Short task | Within the listing below, locate all lines containing the word "لوله". Copy each one.
___ Data for the task
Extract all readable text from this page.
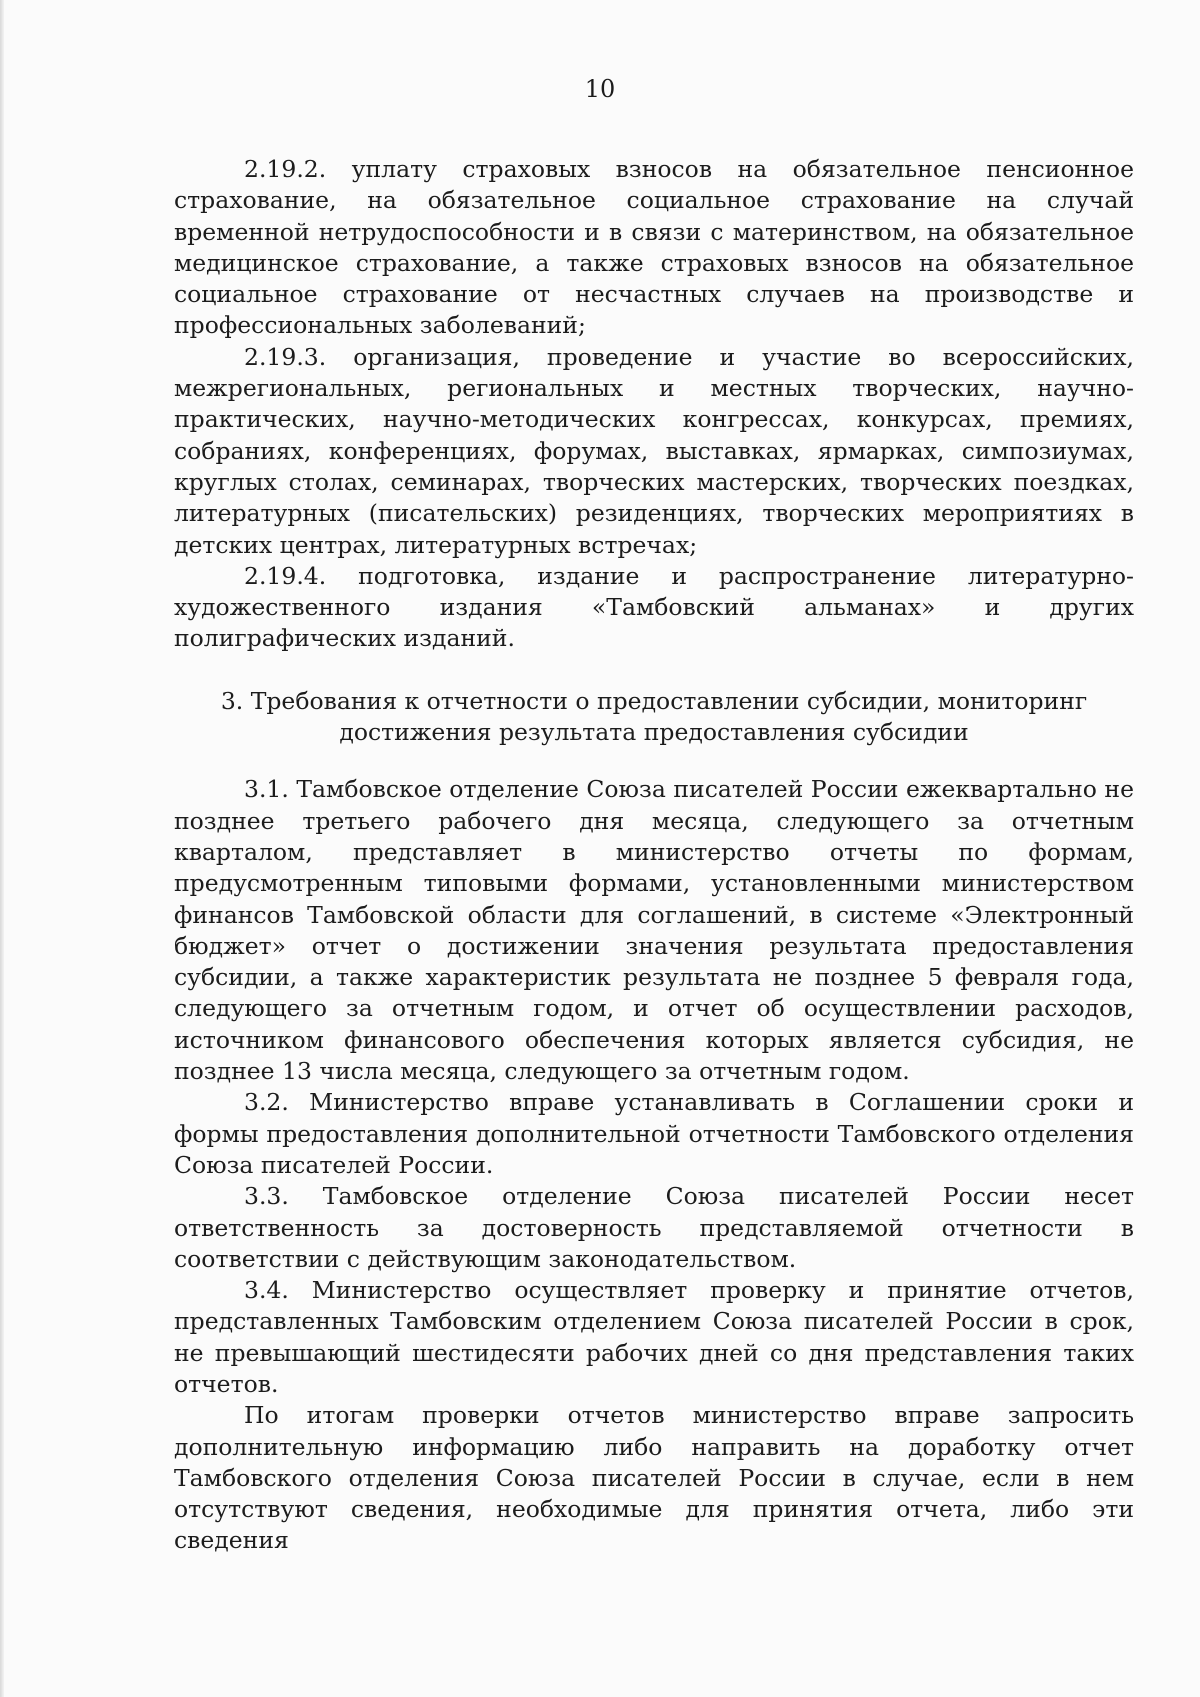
10

2.19.2. уплату страховых взносов на обязательное пенсионное страхование, на обязательное социальное страхование на случай временной нетрудоспособности и в связи с материнством, на обязательное медицинское страхование, а также страховых взносов на обязательное социальное страхование от несчастных случаев на производстве и профессиональных заболеваний;

2.19.3. организация, проведение и участие во всероссийских, межрегиональных, региональных и местных творческих, научно-практических, научно-методических конгрессах, конкурсах, премиях, собраниях, конференциях, форумах, выставках, ярмарках, симпозиумах, круглых столах, семинарах, творческих мастерских, творческих поездках, литературных (писательских) резиденциях, творческих мероприятиях в детских центрах, литературных встречах;

2.19.4. подготовка, издание и распространение литературно-художественного издания «Тамбовский альманах» и других полиграфических изданий.

3. Требования к отчетности о предоставлении субсидии, мониторинг достижения результата предоставления субсидии

3.1. Тамбовское отделение Союза писателей России ежеквартально не позднее третьего рабочего дня месяца, следующего за отчетным кварталом, представляет в министерство отчеты по формам, предусмотренным типовыми формами, установленными министерством финансов Тамбовской области для соглашений, в системе «Электронный бюджет» отчет о достижении значения результата предоставления субсидии, а также характеристик результата не позднее 5 февраля года, следующего за отчетным годом, и отчет об осуществлении расходов, источником финансового обеспечения которых является субсидия, не позднее 13 числа месяца, следующего за отчетным годом.

3.2. Министерство вправе устанавливать в Соглашении сроки и формы предоставления дополнительной отчетности Тамбовского отделения Союза писателей России.

3.3. Тамбовское отделение Союза писателей России несет ответственность за достоверность представляемой отчетности в соответствии с действующим законодательством.

3.4. Министерство осуществляет проверку и принятие отчетов, представленных Тамбовским отделением Союза писателей России в срок, не превышающий шестидесяти рабочих дней со дня представления таких отчетов.

По итогам проверки отчетов министерство вправе запросить дополнительную информацию либо направить на доработку отчет Тамбовского отделения Союза писателей России в случае, если в нем отсутствуют сведения, необходимые для принятия отчета, либо эти сведения
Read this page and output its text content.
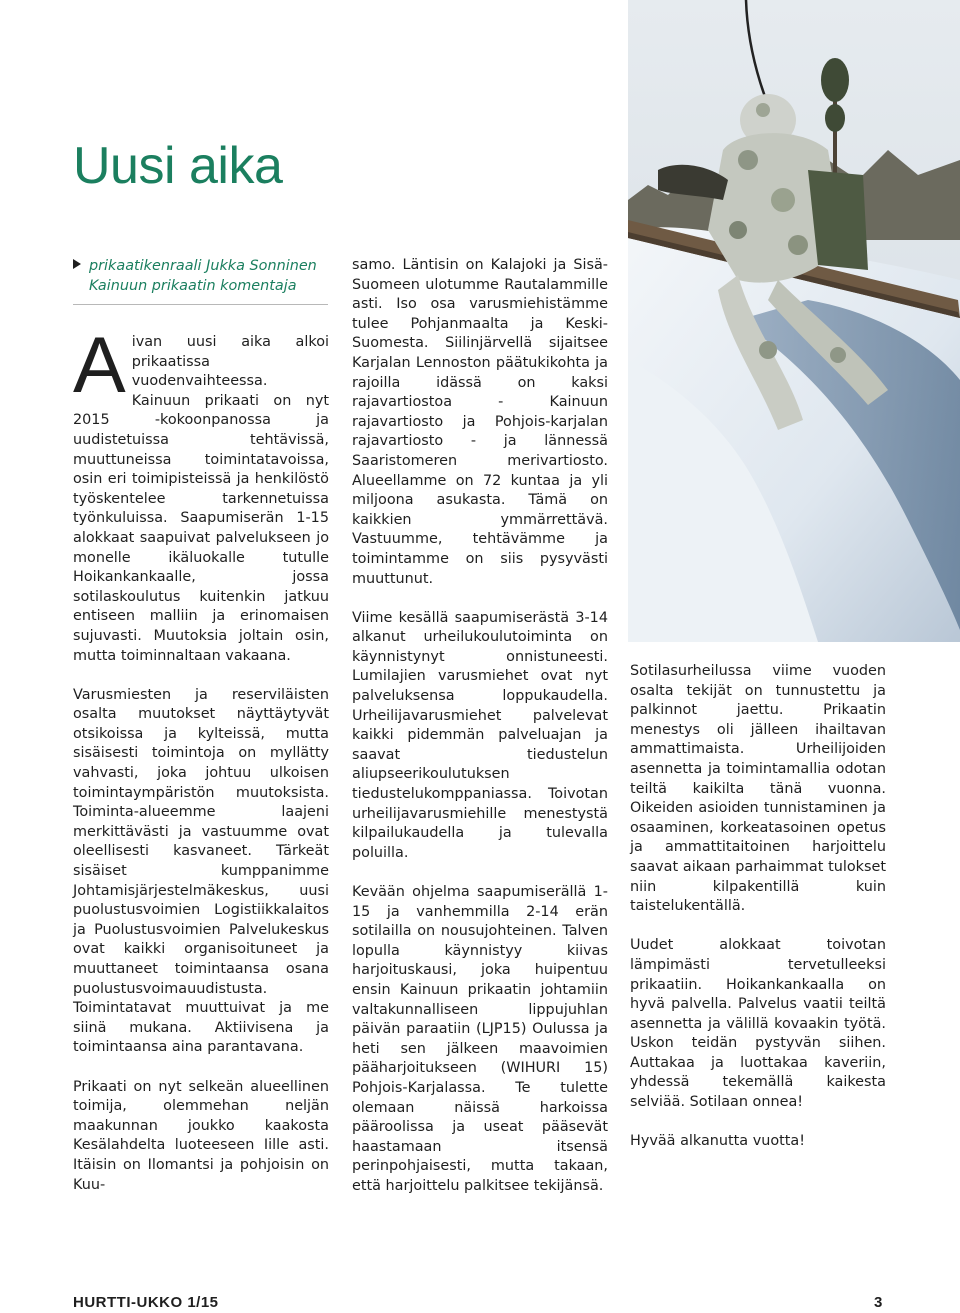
Uusi aika
prikaatikenraali Jukka Sonninen
Kainuun prikaatin komentaja

Aivan uusi aika alkoi prikaatissa vuodenvaihteessa. Kainuun prikaati on nyt 2015 -kokoonpanossa ja uudistetuissa tehtävissä, muuttuneissa toimintatavoissa, osin eri toimipisteissä ja henkilöstö työskentelee tarkennetuissa työnkuluissa. Saapumiserän 1-15 alokkaat saapuivat palvelukseen jo monelle ikäluokalle tutulle Hoikankankaalle, jossa sotilaskoulutus kuitenkin jatkuu entiseen malliin ja erinomaisen sujuvasti. Muutoksia joltain osin, mutta toiminnaltaan vakaana.

Varusmiesten ja reserviläisten osalta muutokset näyttäytyvät otsikoissa ja kylteissä, mutta sisäisesti toimintoja on myllätty vahvasti, joka johtuu ulkoisen toimintaympäristön muutoksista. Toiminta-alueemme laajeni merkittävästi ja vastuumme ovat oleellisesti kasvaneet. Tärkeät sisäiset kumppanimme Johtamisjärjestelmäkeskus, uusi puolustusvoimien Logistiikkalaitos ja Puolustusvoimien Palvelukeskus ovat kaikki organisoituneet ja muuttaneet toimintaansa osana puolustusvoimauudistusta. Toimintatavat muuttuivat ja me siinä mukana. Aktiivisena ja toimintaansa aina parantavana.

Prikaati on nyt selkeän alueellinen toimija, olemmehan neljän maakunnan joukko kaakosta Kesälahdelta luoteeseen Iille asti. Itäisin on Ilomantsi ja pohjoisin on Kuu-

samo. Läntisin on Kalajoki ja Sisä-Suomeen ulotumme Rautalammille asti. Iso osa varusmiehistämme tulee Pohjanmaalta ja Keski-Suomesta. Siilinjärvellä sijaitsee Karjalan Lennoston päätukikohta ja rajoilla idässä on kaksi rajavartiostoa - Kainuun rajavartiosto ja Pohjois-karjalan rajavartiosto - ja lännessä Saaristomeren merivartiosto. Alueellamme on 72 kuntaa ja yli miljoona asukasta. Tämä on kaikkien ymmärrettävä. Vastuumme, tehtävämme ja toimintamme on siis pysyvästi muuttunut.

Viime kesällä saapumiserästä 3-14 alkanut urheilukoulutoiminta on käynnistynyt onnistuneesti. Lumilajien varusmiehet ovat nyt palveluksensa loppukaudella. Urheilijavarusmiehet palvelevat kaikki pidemmän palveluajan ja saavat tiedustelun aliupseerikoulutuksen tiedustelukomppaniassa. Toivotan urheilijavarusmiehille menestystä kilpailukaudella ja tulevalla poluilla.

Kevään ohjelma saapumiserällä 1-15 ja vanhemmilla 2-14 erän sotilailla on nousujohteinen. Talven lopulla käynnistyy kiivas harjoituskausi, joka huipentuu ensin Kainuun prikaatin johtamiin valtakunnalliseen lippujuhlan päivän paraatiin (LJP15) Oulussa ja heti sen jälkeen maavoimien pääharjoitukseen (WIHURI 15) Pohjois-Karjalassa. Te tulette olemaan näissä harkoissa pääroolissa ja useat pääsevät haastamaan itsensä perinpohjaisesti, mutta takaan, että harjoittelu palkitsee tekijänsä.

Sotilasurheilussa viime vuoden osalta tekijät on tunnustettu ja palkinnot jaettu. Prikaatin menestys oli jälleen ihailtavan ammattimaista. Urheilijoiden asennetta ja toimintamallia odotan teiltä kaikilta tänä vuonna. Oikeiden asioiden tunnistaminen ja osaaminen, korkeatasoinen opetus ja ammattitaitoinen harjoittelu saavat aikaan parhaimmat tulokset niin kilpakentillä kuin taistelukentällä.

Uudet alokkaat toivotan lämpimästi tervetulleeksi prikaatiin. Hoikankankaalla on hyvä palvella. Palvelus vaatii teiltä asennetta ja välillä kovaakin työtä. Uskon teidän pystyvän siihen. Auttakaa ja luottakaa kaveriin, yhdessä tekemällä kaikesta selviää. Sotilaan onnea!

Hyvää alkanutta vuotta!

HURTTI-UKKO 1/15	3
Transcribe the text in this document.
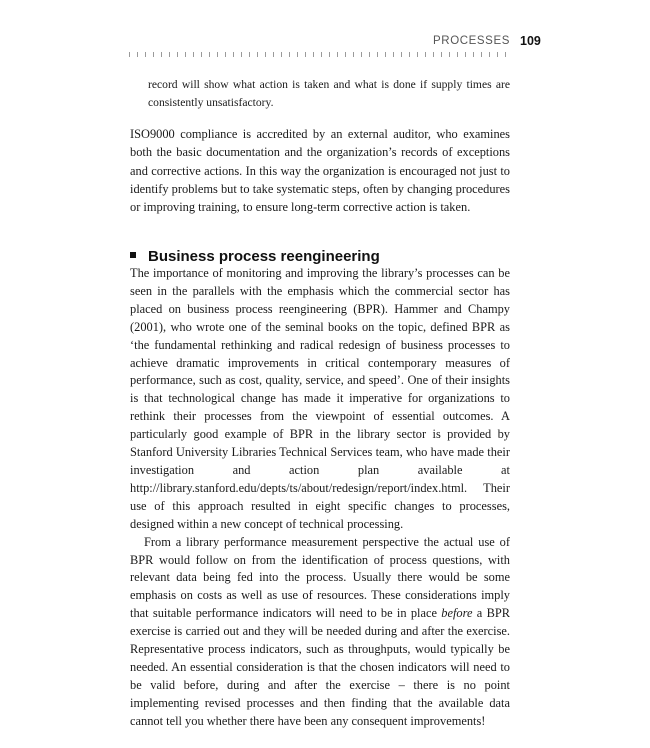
PROCESSES 109
record will show what action is taken and what is done if supply times are consistently unsatisfactory.

ISO9000 compliance is accredited by an external auditor, who examines both the basic documentation and the organization’s records of exceptions and corrective actions. In this way the organization is encouraged not just to identify problems but to take systematic steps, often by changing procedures or improving training, to ensure long-term corrective action is taken.

Business process reengineering

The importance of monitoring and improving the library’s processes can be seen in the parallels with the emphasis which the commercial sector has placed on business process reengineering (BPR). Hammer and Champy (2001), who wrote one of the seminal books on the topic, defined BPR as ‘the fundamental rethinking and radical redesign of business processes to achieve dramatic improvements in critical contemporary measures of performance, such as cost, quality, service, and speed’. One of their insights is that technological change has made it imperative for organizations to rethink their processes from the viewpoint of essential outcomes. A particularly good example of BPR in the library sector is provided by Stanford University Libraries Technical Services team, who have made their investigation and action plan available at http://library.stanford.edu/depts/ts/about/redesign/report/index.html. Their use of this approach resulted in eight specific changes to processes, designed within a new concept of technical processing.

From a library performance measurement perspective the actual use of BPR would follow on from the identification of process questions, with relevant data being fed into the process. Usually there would be some emphasis on costs as well as use of resources. These considerations imply that suitable performance indicators will need to be in place before a BPR exercise is carried out and they will be needed during and after the exercise. Representative process indicators, such as throughputs, would typically be needed. An essential consideration is that the chosen indicators will need to be valid before, during and after the exercise – there is no point implementing revised processes and then finding that the available data cannot tell you whether there have been any consequent improvements!
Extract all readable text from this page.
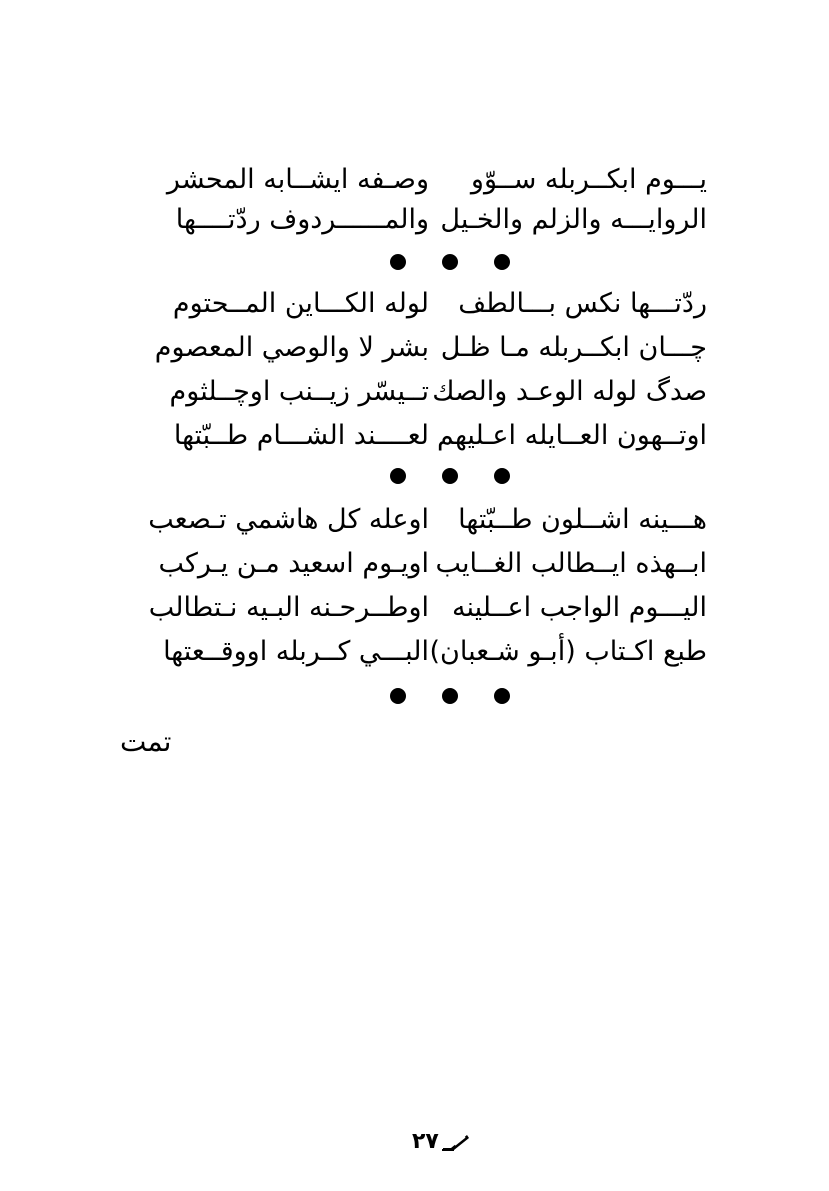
يـــوم ابكــربله ســوّو
وصـفه ايشــابه المحشر
الروايـــه والزلم والخـيل
والمــــــردوف ردّتــــها
ردّتـــها نكس بـــالطف
لوله الكـــاين المــحتوم
چـــان ابكــربله مـا ظـل
بشر لا والوصي المعصوم
صدگ لوله الوعـد والصك
تــيسّر زيــنب اوچــلثوم
اوتــهون العــايله اعـليهم
لعــــند الشـــام طــبّتها
هـــينه اشــلون طــبّتها
اوعله كل هاشمي تـصعب
ابــهذه ايــطالب الغــايب
اويـوم اسعيد مـن يـركب
اليـــوم الواجب اعــلينه
اوطــرحـنه البـيه نـتطالب
طبع اكـتاب (أبـو شـعبان)
البـــي كــربله اووقــعتها
تمت
٢٧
______
Task result |
لوله الكـــاين المــحتوم
صدگ لوله الوعـد والصك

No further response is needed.